### Exercise text
--- START ---

As promised yesterday in my blog, I went whale watching and, indeed, the whales did show!
It is a big ocean out there and a whale sighting is never guaranteed. We were fortunate this morning to sight two, possibly three, whales.
At 9:30 a.m. the crew of the catamaran
Jolly Mon
and their guests, members of the Environmental Association of St. Thomas (EAST) and marine biology students of the University of the Virgin Islands spotted whale spout 3 miles off the port bow the earliest in the day ever in decades of whale watching.
Brief factorial
Humpback Whales travel to Virgin Islands waters to breed during the winter months. From February through April East hosts whale watching expeditions to watch for these giants of the sea with the purpose of recording their activities and to lookout for Japanese and Icelandic whaling ships that sometimes try to poach our waters.

--- END ---

### Work order 1
Copy the stretch of the whale-watching post from "It is a big" through "poach our waters." word for word.
### Work order 2
Write the next part of the whale-watching post, picking up right after its last sentence.

### Dataset content

--- START ---

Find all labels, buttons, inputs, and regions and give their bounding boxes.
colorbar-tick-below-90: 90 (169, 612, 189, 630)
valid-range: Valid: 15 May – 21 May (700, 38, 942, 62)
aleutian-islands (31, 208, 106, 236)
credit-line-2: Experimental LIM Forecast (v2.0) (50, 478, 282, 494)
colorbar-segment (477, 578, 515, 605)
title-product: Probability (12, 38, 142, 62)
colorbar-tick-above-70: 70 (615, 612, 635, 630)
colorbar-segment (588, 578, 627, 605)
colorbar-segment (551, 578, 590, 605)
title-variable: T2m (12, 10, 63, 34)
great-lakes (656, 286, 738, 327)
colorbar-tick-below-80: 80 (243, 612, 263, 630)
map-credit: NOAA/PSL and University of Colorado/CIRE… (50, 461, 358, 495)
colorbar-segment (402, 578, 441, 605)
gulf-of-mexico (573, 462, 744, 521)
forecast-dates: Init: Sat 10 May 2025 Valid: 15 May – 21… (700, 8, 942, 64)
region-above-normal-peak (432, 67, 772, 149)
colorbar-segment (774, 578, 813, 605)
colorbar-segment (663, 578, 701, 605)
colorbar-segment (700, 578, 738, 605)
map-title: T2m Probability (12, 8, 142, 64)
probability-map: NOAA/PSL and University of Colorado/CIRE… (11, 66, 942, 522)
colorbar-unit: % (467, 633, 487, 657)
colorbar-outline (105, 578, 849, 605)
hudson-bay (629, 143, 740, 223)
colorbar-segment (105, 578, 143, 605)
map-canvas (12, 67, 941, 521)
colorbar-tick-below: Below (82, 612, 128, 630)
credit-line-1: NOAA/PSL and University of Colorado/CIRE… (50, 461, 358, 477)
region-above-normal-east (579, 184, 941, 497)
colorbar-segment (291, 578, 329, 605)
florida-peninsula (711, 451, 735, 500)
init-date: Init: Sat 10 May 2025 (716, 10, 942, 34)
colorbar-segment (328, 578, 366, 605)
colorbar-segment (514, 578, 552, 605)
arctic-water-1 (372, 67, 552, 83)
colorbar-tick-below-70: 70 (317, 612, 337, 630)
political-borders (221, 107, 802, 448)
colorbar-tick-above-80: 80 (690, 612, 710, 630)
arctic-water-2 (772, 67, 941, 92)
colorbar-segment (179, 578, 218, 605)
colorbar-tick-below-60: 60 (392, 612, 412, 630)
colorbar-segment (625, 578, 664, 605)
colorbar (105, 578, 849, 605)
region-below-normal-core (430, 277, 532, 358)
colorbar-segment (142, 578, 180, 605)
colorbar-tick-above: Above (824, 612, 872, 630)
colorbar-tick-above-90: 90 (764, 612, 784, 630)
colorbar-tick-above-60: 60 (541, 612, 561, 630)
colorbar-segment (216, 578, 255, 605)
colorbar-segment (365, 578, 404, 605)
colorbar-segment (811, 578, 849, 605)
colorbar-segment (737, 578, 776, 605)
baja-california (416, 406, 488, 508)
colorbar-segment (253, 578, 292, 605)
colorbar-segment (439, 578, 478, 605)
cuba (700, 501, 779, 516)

--- END ---

### Answer 1
It is a big ocean out there and a whale sighting is never guaranteed. We were fortunate this morning to sight two, possibly three, whales.
At 9:30 a.m. the crew of the catamaran
Jolly Mon
and their guests, members of the Environmental Association of St. Thomas (EAST) and marine biology students of the University of the Virgin Islands spotted whale spout 3 miles off the port bow the earliest in the day ever in decades of whale watching.
Brief factorial
Humpback Whales travel to Virgin Islands waters to breed during the winter months. From February through April East hosts whale watching expeditions to watch for these giants of the sea with the purpose of recording their activities and to lookout for Japanese and Icelandic whaling ships that sometimes try to poach our waters.

### Answer 2
Humpbacks do not feed during their stay in the tropics, but rather give birth to their young and train them in our warmer waters. As summer approaches, Humpbacks head back north to their rich feeding grounds off the continental shelf of New England and Canada.
The first whale was spotted to the North West (Atlantic Ocean) just off of the passing cruise ship
Noordam
and was in full breach. (Leaping out of the water, a precursor to diving deep.) A full half hour passed before a whale spout was sighted again, three miles off. (Pictured below.)
The whales did not full breach again during our watch, but did appear frequently for air. During these surfacings, a calf was spotted with mother. A very exciting treat as the evidence of young is rare, but a great sign that the species is recovering from earlier whaling slaughters.
Humpbacks in our waters rarely travel in groups of more than two or three. Pilot whales will travel in pods counted at over 50 members and sometimes sailors will mistakenly identify them as humpbacks. Dolphins also perpetuate our waters and a group of five showed off briefly for us before a brief rain squall caused them to move on.
We came no closer than 3/4 of a mile to the whales (a bit over a kilometer) 1) so as not to disturb the calf and 2) no permits are currently being issued for close observation of whales even to researchers. That's a fine, jail time and confiscation of the boat.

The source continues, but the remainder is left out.